**Text passage**
(begin)

The Valspar Corporation History
Minneapolis, Minnesota 55415
Telephone: (612) 332-7371
Fax: (612) 375-7723
Incorporated: 1832 as Valentine and Company
Sales: $1.16 billion (1998)
Stock Exchanges: New York
Ticker Symbol: VAL
NAIC: 325510 Paint and Coating Manufacturing; 325211 Plastics Material and Resin Manufacturing
Valspar's mission is to be the recognized leader in the coatings industry. This leadership will be achieved through the commitment of all employees to Valspar's three Principles of Total Quality: meeting customer requirements; continuous improvement; total employee involvement. Key Dates:
- Samuel Tuck opens a Boston paint dealership called Paint and Color, which is later acquired by Augustine Stimson.
- First commercial production of varnishes in the United States begins in Cambridge, Massachusetts.
- Valentine and Company, a varnish manufacturer, is incorporated in Boston by Lawson Valentine, and soon merges with Paint and Color to become Stimson & Valentine.
- Valentine and his brother, Henry, become sole partners in the business, renaming it Valentine & Company.
- Company relocates to New York City and acquires Minnesota Linseed Oil Paint Company.

(end)

**Written exercise 1**
Reproduce word for word the part of the Valspar history between "Stock Exchanges: New" and "in Cambridge, Massachusetts.", inclusive.
**Written exercise 2**
Rewrite the records as a numbered list, from the start of the records through the line holding "isotherm-line (236, 118, 753, 642)", inclusive, and leave out any blank lines.

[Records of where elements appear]
(begin)

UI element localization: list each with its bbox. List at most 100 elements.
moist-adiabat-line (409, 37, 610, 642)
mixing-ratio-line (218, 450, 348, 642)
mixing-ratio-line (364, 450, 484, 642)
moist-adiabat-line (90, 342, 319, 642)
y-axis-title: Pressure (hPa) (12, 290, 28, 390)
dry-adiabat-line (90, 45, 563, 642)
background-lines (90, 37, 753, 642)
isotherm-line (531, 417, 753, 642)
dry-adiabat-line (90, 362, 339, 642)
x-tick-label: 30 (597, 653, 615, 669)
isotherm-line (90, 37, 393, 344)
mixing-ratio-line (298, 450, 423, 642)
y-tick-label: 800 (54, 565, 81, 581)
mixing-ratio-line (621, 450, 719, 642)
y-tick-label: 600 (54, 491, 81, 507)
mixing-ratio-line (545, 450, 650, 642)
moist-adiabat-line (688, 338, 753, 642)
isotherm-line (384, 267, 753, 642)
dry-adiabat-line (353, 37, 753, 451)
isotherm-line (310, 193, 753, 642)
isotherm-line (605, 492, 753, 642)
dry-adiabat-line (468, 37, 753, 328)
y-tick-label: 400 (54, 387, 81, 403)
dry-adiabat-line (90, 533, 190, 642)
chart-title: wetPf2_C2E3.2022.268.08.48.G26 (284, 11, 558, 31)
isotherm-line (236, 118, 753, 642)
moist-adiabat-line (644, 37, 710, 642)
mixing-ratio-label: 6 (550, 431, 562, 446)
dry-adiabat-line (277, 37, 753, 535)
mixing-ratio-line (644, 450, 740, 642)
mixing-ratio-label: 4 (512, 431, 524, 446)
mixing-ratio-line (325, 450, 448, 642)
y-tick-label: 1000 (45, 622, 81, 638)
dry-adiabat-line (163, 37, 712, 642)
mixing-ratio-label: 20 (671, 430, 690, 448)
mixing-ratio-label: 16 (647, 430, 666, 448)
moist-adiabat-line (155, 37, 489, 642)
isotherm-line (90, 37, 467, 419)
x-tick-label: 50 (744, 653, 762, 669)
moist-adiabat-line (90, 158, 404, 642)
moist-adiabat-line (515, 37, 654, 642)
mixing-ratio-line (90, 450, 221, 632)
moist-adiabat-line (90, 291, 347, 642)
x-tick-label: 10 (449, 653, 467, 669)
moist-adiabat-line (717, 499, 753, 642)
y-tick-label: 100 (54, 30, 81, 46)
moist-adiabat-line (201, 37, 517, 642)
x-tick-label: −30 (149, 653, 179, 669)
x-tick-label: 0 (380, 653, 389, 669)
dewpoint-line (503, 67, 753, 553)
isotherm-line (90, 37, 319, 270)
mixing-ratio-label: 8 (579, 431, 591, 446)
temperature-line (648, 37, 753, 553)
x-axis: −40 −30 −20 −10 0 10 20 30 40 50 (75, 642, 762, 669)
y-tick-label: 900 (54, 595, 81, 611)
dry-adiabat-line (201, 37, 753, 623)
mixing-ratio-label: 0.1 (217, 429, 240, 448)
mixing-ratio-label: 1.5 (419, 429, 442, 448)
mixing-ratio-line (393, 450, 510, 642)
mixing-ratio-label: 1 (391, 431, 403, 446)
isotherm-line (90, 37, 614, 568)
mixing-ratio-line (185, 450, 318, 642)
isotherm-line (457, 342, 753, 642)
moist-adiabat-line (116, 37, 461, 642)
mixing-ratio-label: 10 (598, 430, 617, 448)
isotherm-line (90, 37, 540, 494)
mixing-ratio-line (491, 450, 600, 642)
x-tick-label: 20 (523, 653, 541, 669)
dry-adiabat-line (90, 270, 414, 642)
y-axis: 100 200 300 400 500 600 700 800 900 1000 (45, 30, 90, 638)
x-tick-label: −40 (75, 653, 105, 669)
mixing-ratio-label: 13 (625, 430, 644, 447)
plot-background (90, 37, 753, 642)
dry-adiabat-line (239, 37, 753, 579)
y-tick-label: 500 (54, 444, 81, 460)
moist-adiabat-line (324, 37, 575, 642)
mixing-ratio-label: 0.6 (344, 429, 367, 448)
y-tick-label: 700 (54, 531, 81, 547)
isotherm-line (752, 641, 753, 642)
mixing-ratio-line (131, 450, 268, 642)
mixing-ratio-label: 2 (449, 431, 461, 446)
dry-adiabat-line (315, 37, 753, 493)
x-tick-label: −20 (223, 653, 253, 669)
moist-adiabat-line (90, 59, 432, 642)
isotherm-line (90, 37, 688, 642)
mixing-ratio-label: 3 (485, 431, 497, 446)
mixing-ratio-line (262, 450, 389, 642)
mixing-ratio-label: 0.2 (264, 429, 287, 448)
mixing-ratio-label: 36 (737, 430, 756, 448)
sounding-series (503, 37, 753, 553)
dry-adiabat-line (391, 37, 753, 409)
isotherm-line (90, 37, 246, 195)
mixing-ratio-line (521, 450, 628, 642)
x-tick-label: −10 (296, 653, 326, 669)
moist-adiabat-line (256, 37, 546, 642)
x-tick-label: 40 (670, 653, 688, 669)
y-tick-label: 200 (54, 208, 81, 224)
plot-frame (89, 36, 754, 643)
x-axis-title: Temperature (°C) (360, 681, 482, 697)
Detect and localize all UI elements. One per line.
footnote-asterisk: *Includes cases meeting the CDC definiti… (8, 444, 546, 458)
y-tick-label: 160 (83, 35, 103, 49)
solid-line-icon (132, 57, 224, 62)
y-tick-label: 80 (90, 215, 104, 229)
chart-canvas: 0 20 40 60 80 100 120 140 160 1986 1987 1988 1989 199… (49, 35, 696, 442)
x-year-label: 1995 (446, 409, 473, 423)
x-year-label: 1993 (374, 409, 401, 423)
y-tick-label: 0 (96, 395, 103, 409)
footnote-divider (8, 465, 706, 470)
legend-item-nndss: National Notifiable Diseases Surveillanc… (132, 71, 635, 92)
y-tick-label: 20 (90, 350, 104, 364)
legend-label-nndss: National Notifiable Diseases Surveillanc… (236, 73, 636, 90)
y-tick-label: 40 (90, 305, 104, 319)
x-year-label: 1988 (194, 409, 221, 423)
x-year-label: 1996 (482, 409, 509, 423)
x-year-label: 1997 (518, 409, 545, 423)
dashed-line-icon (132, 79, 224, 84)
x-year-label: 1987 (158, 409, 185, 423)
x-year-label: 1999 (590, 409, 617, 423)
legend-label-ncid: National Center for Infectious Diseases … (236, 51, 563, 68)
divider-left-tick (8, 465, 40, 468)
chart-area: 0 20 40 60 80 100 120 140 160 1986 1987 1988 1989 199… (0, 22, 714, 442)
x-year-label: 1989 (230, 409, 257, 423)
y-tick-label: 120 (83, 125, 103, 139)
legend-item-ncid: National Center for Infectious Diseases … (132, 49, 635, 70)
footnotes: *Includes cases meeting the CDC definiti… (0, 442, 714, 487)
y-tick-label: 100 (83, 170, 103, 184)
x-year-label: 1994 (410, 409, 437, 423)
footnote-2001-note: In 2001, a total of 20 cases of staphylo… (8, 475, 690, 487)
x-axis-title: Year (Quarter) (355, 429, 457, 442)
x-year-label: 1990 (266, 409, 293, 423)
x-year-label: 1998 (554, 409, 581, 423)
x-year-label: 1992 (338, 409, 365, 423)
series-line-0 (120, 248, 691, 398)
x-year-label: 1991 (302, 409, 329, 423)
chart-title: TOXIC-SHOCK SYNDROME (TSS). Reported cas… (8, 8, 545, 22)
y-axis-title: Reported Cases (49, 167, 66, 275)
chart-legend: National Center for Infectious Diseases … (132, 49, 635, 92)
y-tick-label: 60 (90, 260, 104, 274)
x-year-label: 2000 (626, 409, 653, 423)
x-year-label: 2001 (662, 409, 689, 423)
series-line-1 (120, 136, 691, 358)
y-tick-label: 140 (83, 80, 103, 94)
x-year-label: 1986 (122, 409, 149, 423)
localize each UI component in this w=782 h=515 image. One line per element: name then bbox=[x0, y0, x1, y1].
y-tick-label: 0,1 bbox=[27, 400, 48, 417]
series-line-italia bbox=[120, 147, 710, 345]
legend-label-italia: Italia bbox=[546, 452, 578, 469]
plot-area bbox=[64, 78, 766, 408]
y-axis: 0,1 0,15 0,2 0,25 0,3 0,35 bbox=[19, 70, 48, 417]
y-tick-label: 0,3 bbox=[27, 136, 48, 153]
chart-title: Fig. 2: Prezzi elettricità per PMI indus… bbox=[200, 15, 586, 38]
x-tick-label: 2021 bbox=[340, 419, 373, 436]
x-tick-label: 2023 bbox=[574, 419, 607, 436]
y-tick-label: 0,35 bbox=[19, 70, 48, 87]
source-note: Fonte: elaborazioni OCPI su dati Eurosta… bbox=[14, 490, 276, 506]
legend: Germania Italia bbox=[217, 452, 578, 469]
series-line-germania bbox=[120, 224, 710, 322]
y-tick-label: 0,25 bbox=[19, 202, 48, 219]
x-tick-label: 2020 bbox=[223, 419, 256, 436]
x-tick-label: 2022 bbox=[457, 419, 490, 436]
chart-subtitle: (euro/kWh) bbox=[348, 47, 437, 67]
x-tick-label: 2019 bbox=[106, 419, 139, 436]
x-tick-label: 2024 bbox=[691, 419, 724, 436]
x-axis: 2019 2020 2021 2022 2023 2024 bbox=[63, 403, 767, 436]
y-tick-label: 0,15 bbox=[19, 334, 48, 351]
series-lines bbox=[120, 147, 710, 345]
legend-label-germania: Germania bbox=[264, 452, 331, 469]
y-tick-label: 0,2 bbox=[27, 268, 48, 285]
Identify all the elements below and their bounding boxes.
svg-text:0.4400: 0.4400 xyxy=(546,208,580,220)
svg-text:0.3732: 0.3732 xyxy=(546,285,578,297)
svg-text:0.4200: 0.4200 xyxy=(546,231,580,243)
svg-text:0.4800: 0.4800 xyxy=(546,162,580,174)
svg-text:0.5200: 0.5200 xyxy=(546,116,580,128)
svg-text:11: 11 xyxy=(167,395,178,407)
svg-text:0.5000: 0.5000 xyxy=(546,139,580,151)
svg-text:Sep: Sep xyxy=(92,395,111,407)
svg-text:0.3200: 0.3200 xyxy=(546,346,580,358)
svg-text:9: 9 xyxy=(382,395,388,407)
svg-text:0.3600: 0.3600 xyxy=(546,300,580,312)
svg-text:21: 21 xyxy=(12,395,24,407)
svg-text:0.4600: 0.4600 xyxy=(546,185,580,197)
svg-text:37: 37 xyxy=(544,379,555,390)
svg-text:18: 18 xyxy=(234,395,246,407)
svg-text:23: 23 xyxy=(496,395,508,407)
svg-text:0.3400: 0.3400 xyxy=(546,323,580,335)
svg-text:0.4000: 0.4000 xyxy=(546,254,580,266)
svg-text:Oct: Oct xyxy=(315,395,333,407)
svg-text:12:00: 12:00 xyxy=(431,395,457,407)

(end)

**Exercise solution 1**
Stock Exchanges: New York
Ticker Symbol: VAL
NAIC: 325510 Paint and Coating Manufacturing; 325211 Plastics Material and Resin Manufacturing
Valspar's mission is to be the recognized leader in the coatings industry. This leadership will be achieved through the commitment of all employees to Valspar's three Principles of Total Quality: meeting customer requirements; continuous improvement; total employee involvement. Key Dates:
- Samuel Tuck opens a Boston paint dealership called Paint and Color, which is later acquired by Augustine Stimson.
- First commercial production of varnishes in the United States begins in Cambridge, Massachusetts.

**Exercise solution 2**
1. UI element localization: list each with its bbox. List at most 100 elements.
2. moist-adiabat-line (409, 37, 610, 642)
3. mixing-ratio-line (218, 450, 348, 642)
4. mixing-ratio-line (364, 450, 484, 642)
5. moist-adiabat-line (90, 342, 319, 642)
6. y-axis-title: Pressure (hPa) (12, 290, 28, 390)
7. dry-adiabat-line (90, 45, 563, 642)
8. background-lines (90, 37, 753, 642)
9. isotherm-line (531, 417, 753, 642)
10. dry-adiabat-line (90, 362, 339, 642)
11. x-tick-label: 30 (597, 653, 615, 669)
12. isotherm-line (90, 37, 393, 344)
13. mixing-ratio-line (298, 450, 423, 642)
14. y-tick-label: 800 (54, 565, 81, 581)
15. mixing-ratio-line (621, 450, 719, 642)
16. y-tick-label: 600 (54, 491, 81, 507)
17. mixing-ratio-line (545, 450, 650, 642)
18. moist-adiabat-line (688, 338, 753, 642)
19. isotherm-line (384, 267, 753, 642)
20. dry-adiabat-line (353, 37, 753, 451)
21. isotherm-line (310, 193, 753, 642)
22. isotherm-line (605, 492, 753, 642)
23. dry-adiabat-line (468, 37, 753, 328)
24. y-tick-label: 400 (54, 387, 81, 403)
25. dry-adiabat-line (90, 533, 190, 642)
26. chart-title: wetPf2_C2E3.2022.268.08.48.G26 (284, 11, 558, 31)
27. isotherm-line (236, 118, 753, 642)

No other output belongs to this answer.